### REQUIREMENT
Exactly reproduce the lines from the line that has "Read out every word on this page." down to the last line of the entries, inclusive.

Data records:

-------

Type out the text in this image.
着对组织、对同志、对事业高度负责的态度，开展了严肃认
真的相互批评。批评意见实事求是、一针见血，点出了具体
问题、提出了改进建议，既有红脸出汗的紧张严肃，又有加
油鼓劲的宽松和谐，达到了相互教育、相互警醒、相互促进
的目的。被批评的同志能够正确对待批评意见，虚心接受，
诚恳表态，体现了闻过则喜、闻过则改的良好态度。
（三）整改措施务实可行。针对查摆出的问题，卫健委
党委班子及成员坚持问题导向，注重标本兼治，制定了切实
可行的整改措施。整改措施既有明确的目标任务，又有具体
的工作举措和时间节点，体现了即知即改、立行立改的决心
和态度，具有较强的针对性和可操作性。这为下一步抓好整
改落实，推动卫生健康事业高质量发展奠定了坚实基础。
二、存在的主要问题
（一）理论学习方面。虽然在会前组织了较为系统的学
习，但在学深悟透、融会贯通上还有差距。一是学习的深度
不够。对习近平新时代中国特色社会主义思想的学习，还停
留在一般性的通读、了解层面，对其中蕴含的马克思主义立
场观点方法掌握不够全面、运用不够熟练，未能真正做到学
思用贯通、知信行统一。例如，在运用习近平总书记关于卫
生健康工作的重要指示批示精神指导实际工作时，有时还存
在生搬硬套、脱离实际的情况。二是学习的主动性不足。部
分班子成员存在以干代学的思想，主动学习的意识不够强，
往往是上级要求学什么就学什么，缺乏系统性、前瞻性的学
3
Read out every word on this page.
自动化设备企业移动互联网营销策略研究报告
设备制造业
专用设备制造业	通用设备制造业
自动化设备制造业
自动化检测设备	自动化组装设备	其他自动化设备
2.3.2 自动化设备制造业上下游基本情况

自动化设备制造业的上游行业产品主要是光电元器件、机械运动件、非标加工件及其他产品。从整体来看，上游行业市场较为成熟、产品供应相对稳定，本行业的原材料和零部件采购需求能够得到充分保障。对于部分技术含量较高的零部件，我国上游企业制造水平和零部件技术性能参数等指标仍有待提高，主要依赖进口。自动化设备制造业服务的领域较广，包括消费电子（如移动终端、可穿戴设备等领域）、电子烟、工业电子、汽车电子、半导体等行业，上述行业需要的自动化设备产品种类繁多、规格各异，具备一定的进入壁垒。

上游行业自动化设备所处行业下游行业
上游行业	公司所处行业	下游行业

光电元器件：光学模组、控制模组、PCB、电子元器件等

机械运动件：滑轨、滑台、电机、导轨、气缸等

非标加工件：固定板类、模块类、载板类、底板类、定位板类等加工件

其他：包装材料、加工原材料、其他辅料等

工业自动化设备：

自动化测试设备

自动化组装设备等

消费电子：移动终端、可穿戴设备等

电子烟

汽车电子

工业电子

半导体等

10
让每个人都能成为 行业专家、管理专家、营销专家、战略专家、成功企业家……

-------

### COMPLETED EXERCISE
Read out every word on this page.
自动化设备企业移动互联网营销策略研究报告
设备制造业
专用设备制造业	通用设备制造业
自动化设备制造业
自动化检测设备	自动化组装设备	其他自动化设备
2.3.2 自动化设备制造业上下游基本情况

自动化设备制造业的上游行业产品主要是光电元器件、机械运动件、非标加工件及其他产品。从整体来看，上游行业市场较为成熟、产品供应相对稳定，本行业的原材料和零部件采购需求能够得到充分保障。对于部分技术含量较高的零部件，我国上游企业制造水平和零部件技术性能参数等指标仍有待提高，主要依赖进口。自动化设备制造业服务的领域较广，包括消费电子（如移动终端、可穿戴设备等领域）、电子烟、工业电子、汽车电子、半导体等行业，上述行业需要的自动化设备产品种类繁多、规格各异，具备一定的进入壁垒。

上游行业自动化设备所处行业下游行业
上游行业	公司所处行业	下游行业

光电元器件：光学模组、控制模组、PCB、电子元器件等

机械运动件：滑轨、滑台、电机、导轨、气缸等

非标加工件：固定板类、模块类、载板类、底板类、定位板类等加工件

其他：包装材料、加工原材料、其他辅料等

工业自动化设备：

自动化测试设备

自动化组装设备等

消费电子：移动终端、可穿戴设备等

电子烟

汽车电子

工业电子

半导体等

10
让每个人都能成为 行业专家、管理专家、营销专家、战略专家、成功企业家……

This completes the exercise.